Dataset records:
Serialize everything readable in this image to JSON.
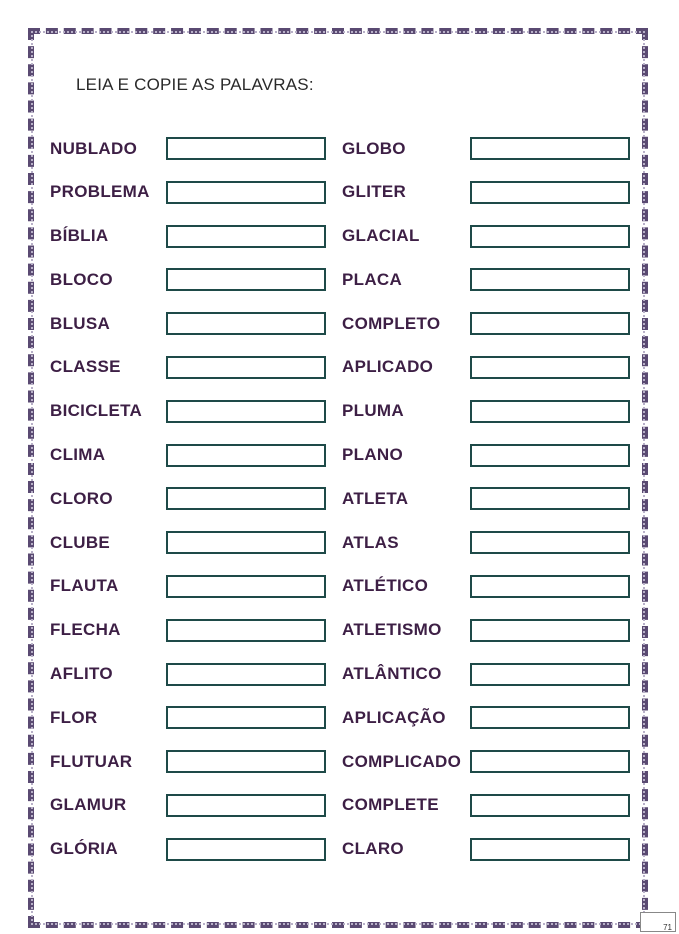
{
  "instruction": "LEIA E COPIE AS PALAVRAS:",
  "colors": {
    "word_text": "#3d1f45",
    "box_border": "#1e4a48",
    "frame": "#5a4a72"
  },
  "left_words": [
    "NUBLADO",
    "PROBLEMA",
    "BÍBLIA",
    "BLOCO",
    "BLUSA",
    "CLASSE",
    "BICICLETA",
    "CLIMA",
    "CLORO",
    "CLUBE",
    "FLAUTA",
    "FLECHA",
    "AFLITO",
    "FLOR",
    "FLUTUAR",
    "GLAMUR",
    "GLÓRIA"
  ],
  "right_words": [
    "GLOBO",
    "GLITER",
    "GLACIAL",
    "PLACA",
    "COMPLETO",
    "APLICADO",
    "PLUMA",
    "PLANO",
    "ATLETA",
    "ATLAS",
    "ATLÉTICO",
    "ATLETISMO",
    "ATLÂNTICO",
    "APLICAÇÃO",
    "COMPLICADO",
    "COMPLETE",
    "CLARO"
  ],
  "page_number": "71"
}
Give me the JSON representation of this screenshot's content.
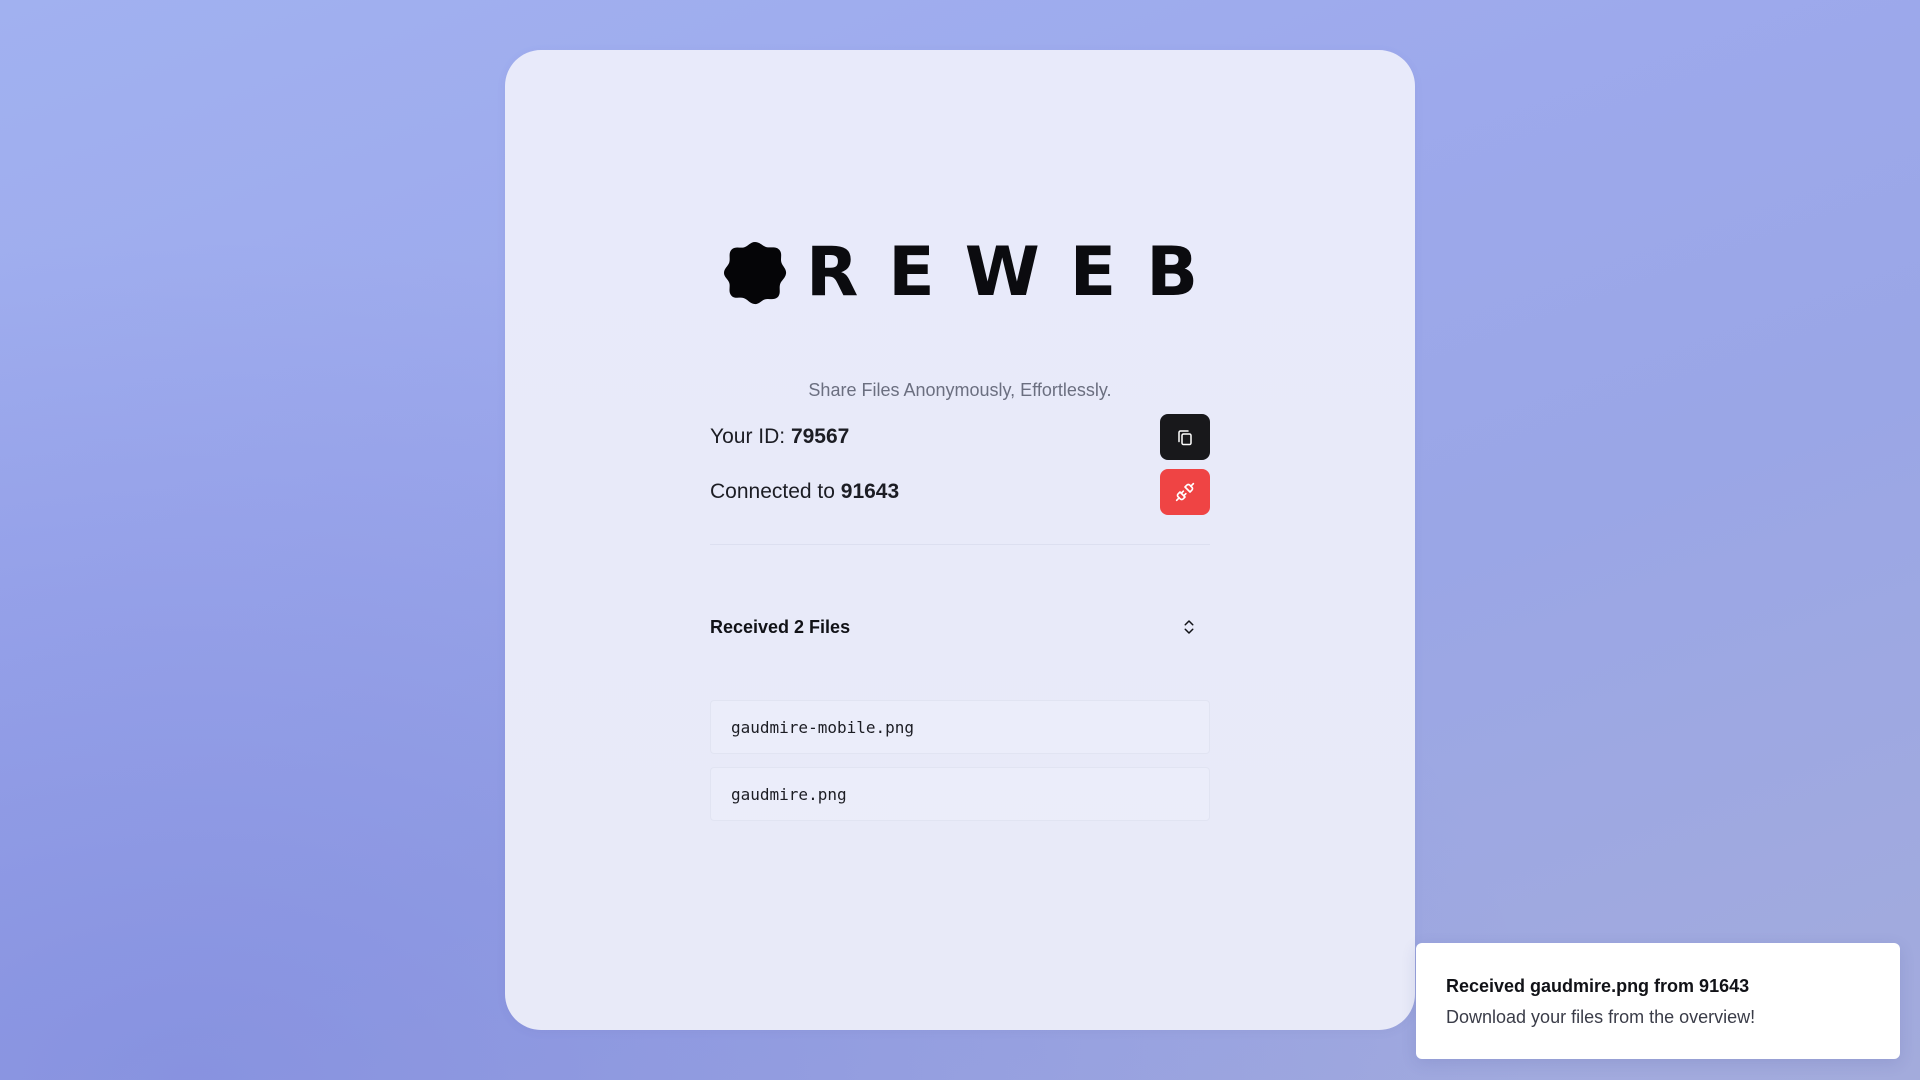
{
  "brand": {
    "name": "REWEB",
    "tagline": "Share Files Anonymously, Effortlessly.",
    "logo_icon": "blob-badge-icon"
  },
  "connection": {
    "id_prefix": "Your ID: ",
    "id_value": "79567",
    "connected_prefix": "Connected to ",
    "connected_value": "91643",
    "copy_icon": "copy-icon",
    "disconnect_icon": "unplug-icon",
    "disconnect_color": "#ef4444"
  },
  "files": {
    "title": "Received 2 Files",
    "toggle_icon": "chevrons-up-down-icon",
    "items": [
      "gaudmire-mobile.png",
      "gaudmire.png"
    ]
  },
  "toast": {
    "title": "Received gaudmire.png from 91643",
    "description": "Download your files from the overview!"
  }
}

__YOUR INSTRUCTIONS__
Every line is to be duplicated exactly, though pictures stay out.

__OUTPUT FOR THIS TASK__
Serialize everything readable in this image to JSON.
{
  "instruction": "LEIA E COPIE AS PALAVRAS:",
  "colors": {
    "word_text": "#3d1f45",
    "box_border": "#1e4a48",
    "frame": "#5a4a72"
  },
  "left_words": [
    "NUBLADO",
    "PROBLEMA",
    "BÍBLIA",
    "BLOCO",
    "BLUSA",
    "CLASSE",
    "BICICLETA",
    "CLIMA",
    "CLORO",
    "CLUBE",
    "FLAUTA",
    "FLECHA",
    "AFLITO",
    "FLOR",
    "FLUTUAR",
    "GLAMUR",
    "GLÓRIA"
  ],
  "right_words": [
    "GLOBO",
    "GLITER",
    "GLACIAL",
    "PLACA",
    "COMPLETO",
    "APLICADO",
    "PLUMA",
    "PLANO",
    "ATLETA",
    "ATLAS",
    "ATLÉTICO",
    "ATLETISMO",
    "ATLÂNTICO",
    "APLICAÇÃO",
    "COMPLICADO",
    "COMPLETE",
    "CLARO"
  ],
  "page_number": "71"
}
Give me the JSON representation of this screenshot's content.
{
  "brand": {
    "name": "REWEB",
    "tagline": "Share Files Anonymously, Effortlessly.",
    "logo_icon": "blob-badge-icon"
  },
  "connection": {
    "id_prefix": "Your ID: ",
    "id_value": "79567",
    "connected_prefix": "Connected to ",
    "connected_value": "91643",
    "copy_icon": "copy-icon",
    "disconnect_icon": "unplug-icon",
    "disconnect_color": "#ef4444"
  },
  "files": {
    "title": "Received 2 Files",
    "toggle_icon": "chevrons-up-down-icon",
    "items": [
      "gaudmire-mobile.png",
      "gaudmire.png"
    ]
  },
  "toast": {
    "title": "Received gaudmire.png from 91643",
    "description": "Download your files from the overview!"
  }
}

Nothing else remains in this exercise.